課題.
機械系エンジニアの田口さんの歩みを紹介する文章を、最後の段落の後から書き継いでください。

原文.
+++

ミクロン単位のCCDから、数百平方メートルの生産設備へ。この差を超えて機械屋魂よみがえる。

機械系エンジニア

田口 信人

エンジニア略歴

  • 1997年メイテックへ新卒入社
  • 1997年~管理用(入退室など)ICカード開発
  • 1998年~小型電池の部品図作成
  • 1999年~民生用、産業用イメージセンサー開発
  • 2011年~自動車用トルクコンバーター製造設備設計

機械いじりが好きな少年は、
なぜか半導体の分野に進んだ。

エンジニアにとって、コアな技術は、本来一つのものかもしれない。だが、職場の事情や時代環境により変化し、ときには別次元に進まざるを得ないこともある。そんな中、戸惑いながらも、エンジニアとしての本来の姿へ歩き出した人がいる。「父親も機械が好きで車好き。休日にはガレージでボンネットを開けて調整しているような人でした」。田口さんは、子どものころから油にまみれて機械を解体しては組み立てる少年だった。

「私の子ども時代というのは、ラジコンブームだったんですが、自分なりに改造して性能アップをするようなことを繰り返していました」

そんな田口さんは、自然の流れで理系に進む。

「受験にあたっては、建築系か機械系かと考えて、結局受かった学校に入学しました。幸運だったのは、その学校が『企業生』に力を入れていたこと。いったん工業大学を出て、一線で働いているような人が、学び直すために再入学してくるような学校でした。同級生には38歳の人もいて、技術のことも仕事に対する考え方も、いろいろ教えてもらいましたね」

卒業研究は、他の工業大学とのジョイントで、自走式ロボットの開発をした。就職に当たっては、製造メーカーも考えたが、一度きりの自分の人生の中で、どこで勝負していくのか、当時は一つに決めきれなかった。そこで「多様な仕事ができる」という触れ込みだったメイテックとの出会いとなる。

「面接で、『全国どこでも行けますか?』と聞かれ、合格したかったので、『もちろんです!』、と元気よく答えた。それが、まさかこんなことになるとは思ってもみませんでしたが(笑)」

ME系エンジニアとして歩き始めた田口さん。しかし、そのキャリアは意外な方向に向かっていった。入社して、最初の配属先となったのは、なんと半導体メーカーの開発部門だったのだ。

製造技術から材料まで
総合的に半導体づくりを考えた。

「電磁誘導を利用したICタグを開発している部署でした。製品は、電子マネー用カードや、空港の荷物自動振り分けに使われるもの。コイルに発生した磁力により、タグ側コイルに電気を発生させ、非接触で情報をやりとりする仕組みです。その実装試験が私の仕事になりました」

より確実にデータを読み取れるようにするには、コイルの巻き数は何回がいいか、ワイヤや芯の材質は、どれが最適かを考える。何十種類も試作をしては、試験を行い、最適な方法を導き出していく。その過程では、材料や通信方式に関する調査も行い、サプライヤーとの交渉を行うところも任されるまでに。上司にも恵まれ、非常に幅広い仕事にかかわることができた。何よりも、半導体開発がどのようなプロセスで動くのか、現場の論理を学ぶことができたのが、非常に大きな収穫だった。

+++

提供資料.
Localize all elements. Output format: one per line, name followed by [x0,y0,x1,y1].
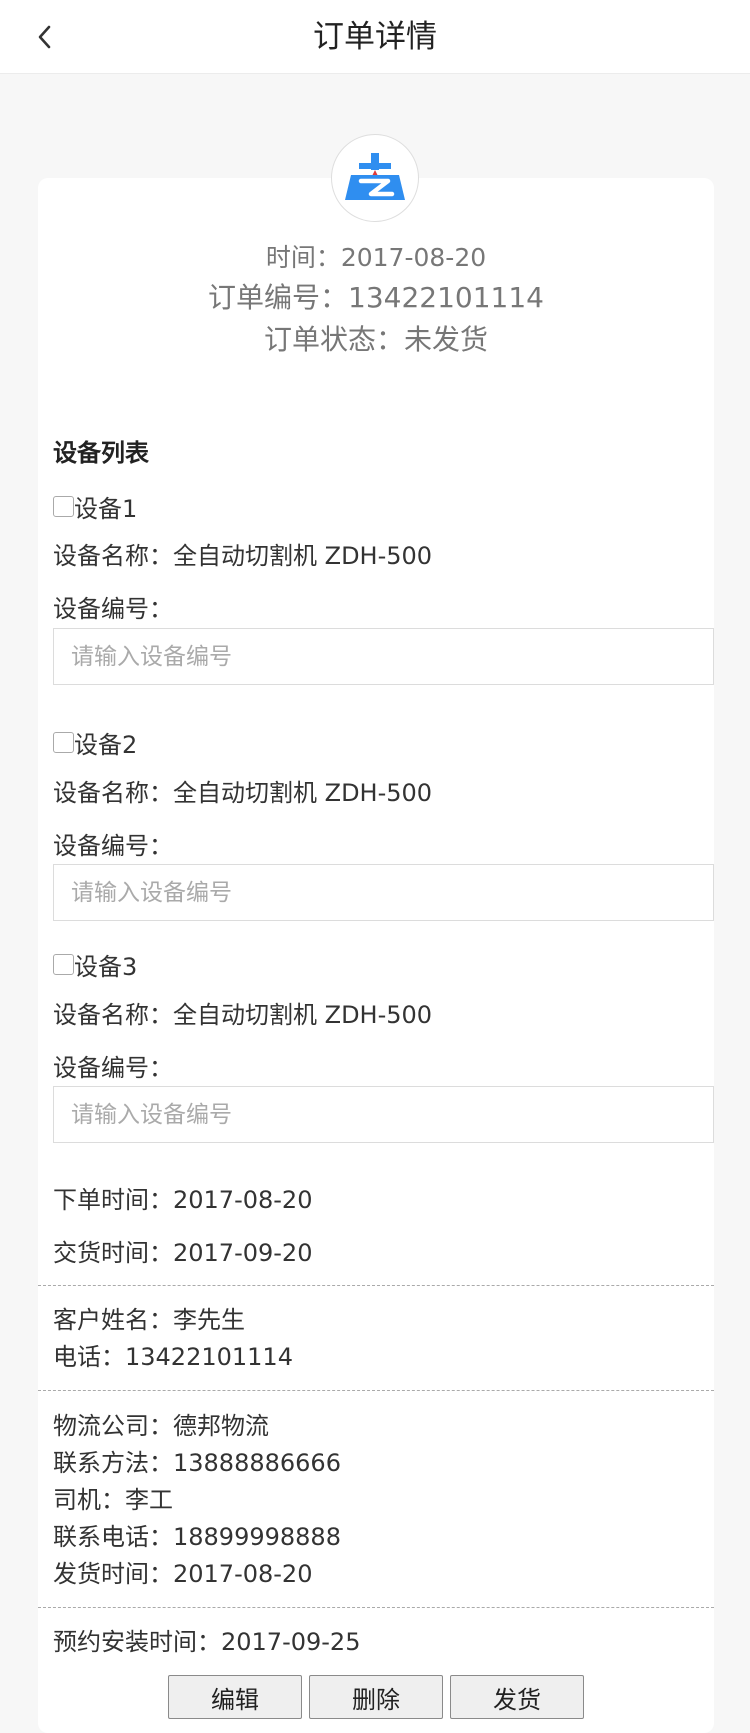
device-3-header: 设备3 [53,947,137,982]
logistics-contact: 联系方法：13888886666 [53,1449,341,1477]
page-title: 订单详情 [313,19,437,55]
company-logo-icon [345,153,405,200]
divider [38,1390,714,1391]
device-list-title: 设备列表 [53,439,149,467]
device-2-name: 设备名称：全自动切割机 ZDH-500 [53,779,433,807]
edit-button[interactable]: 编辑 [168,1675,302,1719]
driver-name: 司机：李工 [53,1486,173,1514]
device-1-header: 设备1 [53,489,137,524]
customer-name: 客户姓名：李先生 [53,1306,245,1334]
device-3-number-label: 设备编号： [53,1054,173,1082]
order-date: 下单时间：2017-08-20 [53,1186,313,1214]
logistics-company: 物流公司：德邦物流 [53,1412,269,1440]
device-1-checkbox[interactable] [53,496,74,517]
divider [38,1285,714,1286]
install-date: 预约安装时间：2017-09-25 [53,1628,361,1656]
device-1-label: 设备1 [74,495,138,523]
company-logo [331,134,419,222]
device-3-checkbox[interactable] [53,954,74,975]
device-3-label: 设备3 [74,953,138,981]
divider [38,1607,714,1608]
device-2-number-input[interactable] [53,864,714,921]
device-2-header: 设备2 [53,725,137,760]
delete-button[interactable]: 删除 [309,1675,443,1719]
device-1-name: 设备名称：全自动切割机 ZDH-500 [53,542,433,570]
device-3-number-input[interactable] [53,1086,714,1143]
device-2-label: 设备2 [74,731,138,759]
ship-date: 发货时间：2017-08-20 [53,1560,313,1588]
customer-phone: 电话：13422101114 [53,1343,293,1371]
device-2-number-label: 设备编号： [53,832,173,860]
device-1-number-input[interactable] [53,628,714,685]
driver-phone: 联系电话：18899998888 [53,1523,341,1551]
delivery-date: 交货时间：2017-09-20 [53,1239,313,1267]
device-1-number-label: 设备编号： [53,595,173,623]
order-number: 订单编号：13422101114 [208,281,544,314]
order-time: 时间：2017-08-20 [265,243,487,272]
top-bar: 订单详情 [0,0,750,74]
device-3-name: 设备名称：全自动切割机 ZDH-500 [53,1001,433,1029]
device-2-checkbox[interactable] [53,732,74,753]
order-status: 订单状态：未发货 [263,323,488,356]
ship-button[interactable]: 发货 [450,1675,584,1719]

+++

解答.
その後、設計補助の仕事を経て、家電メーカーに配属。デジタルカメラの「目」の部分となる半導体CCDの開発現場へ。パッケージの設計から、製造技術の開発まで任され、契約は12年間継続した。

「デジタルカメラの黄金時代と呼べる時期でした。マーケットが急拡大する中、画素数の増加、小型化という技術革新もハイスピードで進んでいました。予算も使えたし、自分なりに工夫して、いろいろな試みをすることができました」

特定の機能を果たすCCDに対して、そのサイズをどこまでコンパクトに追い込めるか。単に図面上でパッケージを設計するというのではなく、製造コンセプトから考えていった。製造過程には、パッケージにガラスでふたをするというプロセスがあるが、ここで使用する樹脂接着剤を工夫することにより、のりしろの部分をミクロン単位で節約することができる。さまざまな樹脂成分を混合しながら、歩留まりとコンパクト化という二律背反を両立させていく。さらには、より効率的に製造できる方法を提案しては、設備メーカーと共に、テストラインをつくり、導入する業務も経験した。

「デジタルカメラに使われたCCDは、数百万画素で9ミリメートル角というようなものでしたが、最終的に内視鏡レンズに使われる1ミリメートル角のものまで実現しました。CCDの製造にかかわったことで自信も生まれたし、この分野で一生食えると思っていました」

だがそこで、リーマンショックとマーケットの縮小が同時に起こり、12年間継続した契約が終了してしまう。

渋々赴任した自動車部品領域で
よみがえってきた機械屋の本能。

「幸運なことに、契約終了の時には、次の配属先が決まっていました。でも、畑違い。自動車のオートマチックトランスミッションに使われるトルクコンバーターの製造設備にかかわる仕事でした」

今までとは異なる領域の業務で、さらに福井に単身赴任しなければならず、転職すら選択肢の一つと考えるほどだった。正直、最初は、渋々新しい現場に立った。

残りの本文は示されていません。